Scan the entries below. List each line with "series".

>> BEGIN SUPPLIED MATERIAL

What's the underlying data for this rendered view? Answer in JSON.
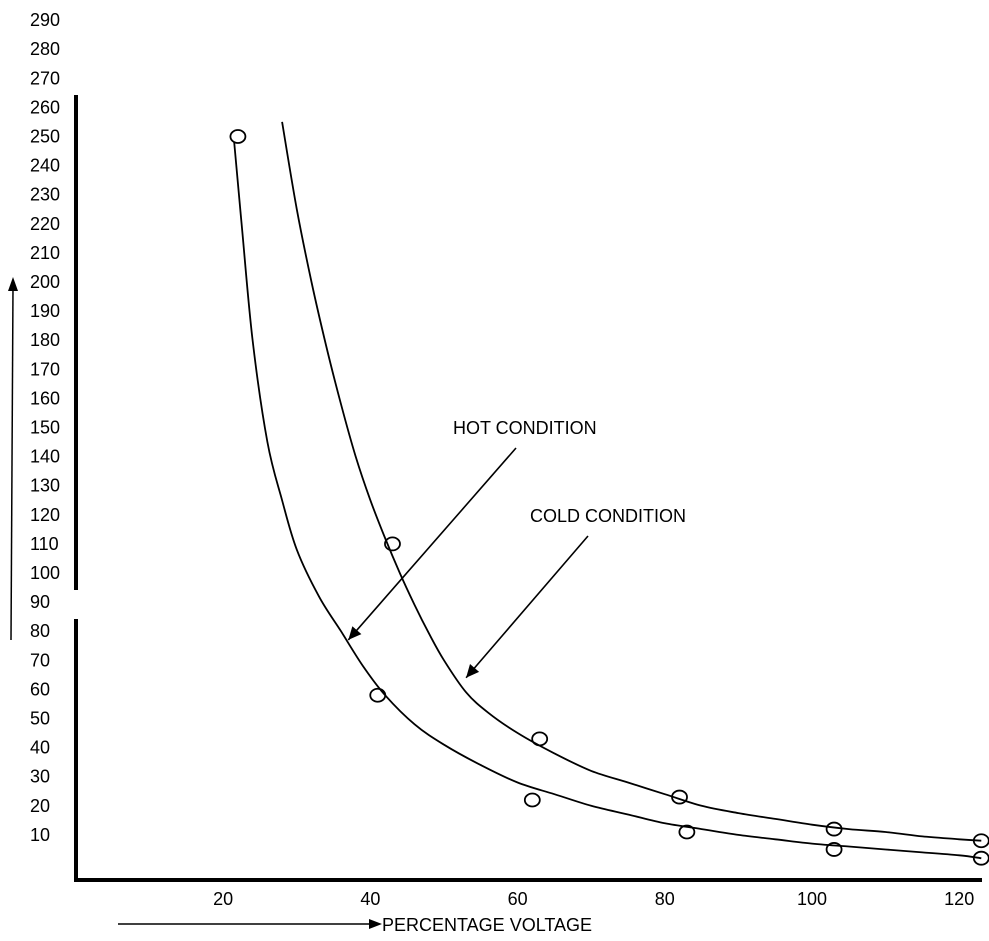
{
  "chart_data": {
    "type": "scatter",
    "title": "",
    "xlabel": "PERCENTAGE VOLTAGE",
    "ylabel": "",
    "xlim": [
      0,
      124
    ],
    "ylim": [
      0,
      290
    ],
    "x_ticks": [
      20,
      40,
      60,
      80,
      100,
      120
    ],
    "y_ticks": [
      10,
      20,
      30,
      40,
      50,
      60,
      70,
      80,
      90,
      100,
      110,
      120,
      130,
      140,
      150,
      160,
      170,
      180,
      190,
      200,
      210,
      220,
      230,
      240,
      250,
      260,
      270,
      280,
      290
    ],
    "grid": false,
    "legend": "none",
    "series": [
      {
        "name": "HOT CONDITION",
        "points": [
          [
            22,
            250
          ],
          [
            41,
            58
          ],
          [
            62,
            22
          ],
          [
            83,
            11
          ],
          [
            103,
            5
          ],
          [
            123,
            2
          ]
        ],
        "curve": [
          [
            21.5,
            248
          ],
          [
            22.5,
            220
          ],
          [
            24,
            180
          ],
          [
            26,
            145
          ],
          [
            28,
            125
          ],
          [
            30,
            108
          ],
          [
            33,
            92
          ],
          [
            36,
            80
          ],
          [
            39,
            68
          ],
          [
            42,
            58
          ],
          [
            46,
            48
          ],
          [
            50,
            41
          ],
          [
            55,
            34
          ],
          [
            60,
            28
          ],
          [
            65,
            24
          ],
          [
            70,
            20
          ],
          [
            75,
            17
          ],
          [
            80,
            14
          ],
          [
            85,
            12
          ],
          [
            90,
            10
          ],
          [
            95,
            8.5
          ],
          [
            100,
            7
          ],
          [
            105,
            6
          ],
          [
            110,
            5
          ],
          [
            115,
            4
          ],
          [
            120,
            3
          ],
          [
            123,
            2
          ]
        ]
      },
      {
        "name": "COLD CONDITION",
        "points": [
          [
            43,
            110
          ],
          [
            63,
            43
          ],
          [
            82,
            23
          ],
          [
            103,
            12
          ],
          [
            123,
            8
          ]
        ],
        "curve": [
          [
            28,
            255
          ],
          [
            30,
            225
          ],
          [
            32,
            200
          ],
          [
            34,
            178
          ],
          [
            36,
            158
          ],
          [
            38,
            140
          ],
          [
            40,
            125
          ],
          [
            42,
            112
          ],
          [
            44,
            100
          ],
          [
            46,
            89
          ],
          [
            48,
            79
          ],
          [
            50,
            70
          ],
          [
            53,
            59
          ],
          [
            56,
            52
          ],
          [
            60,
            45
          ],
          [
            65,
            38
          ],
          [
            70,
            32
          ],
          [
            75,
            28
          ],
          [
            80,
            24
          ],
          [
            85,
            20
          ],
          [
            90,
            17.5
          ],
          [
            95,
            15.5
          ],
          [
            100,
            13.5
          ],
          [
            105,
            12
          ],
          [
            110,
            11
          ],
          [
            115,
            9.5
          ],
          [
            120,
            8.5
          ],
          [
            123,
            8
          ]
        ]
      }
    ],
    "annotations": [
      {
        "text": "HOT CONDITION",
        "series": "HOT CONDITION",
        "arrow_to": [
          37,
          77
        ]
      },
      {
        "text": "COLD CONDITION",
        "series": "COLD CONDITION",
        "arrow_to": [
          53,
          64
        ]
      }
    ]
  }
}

>> END SUPPLIED MATERIAL

EXERCISE ANSWER:
    "series": [
        "series": "HOT CONDITION",
        "series": "COLD CONDITION",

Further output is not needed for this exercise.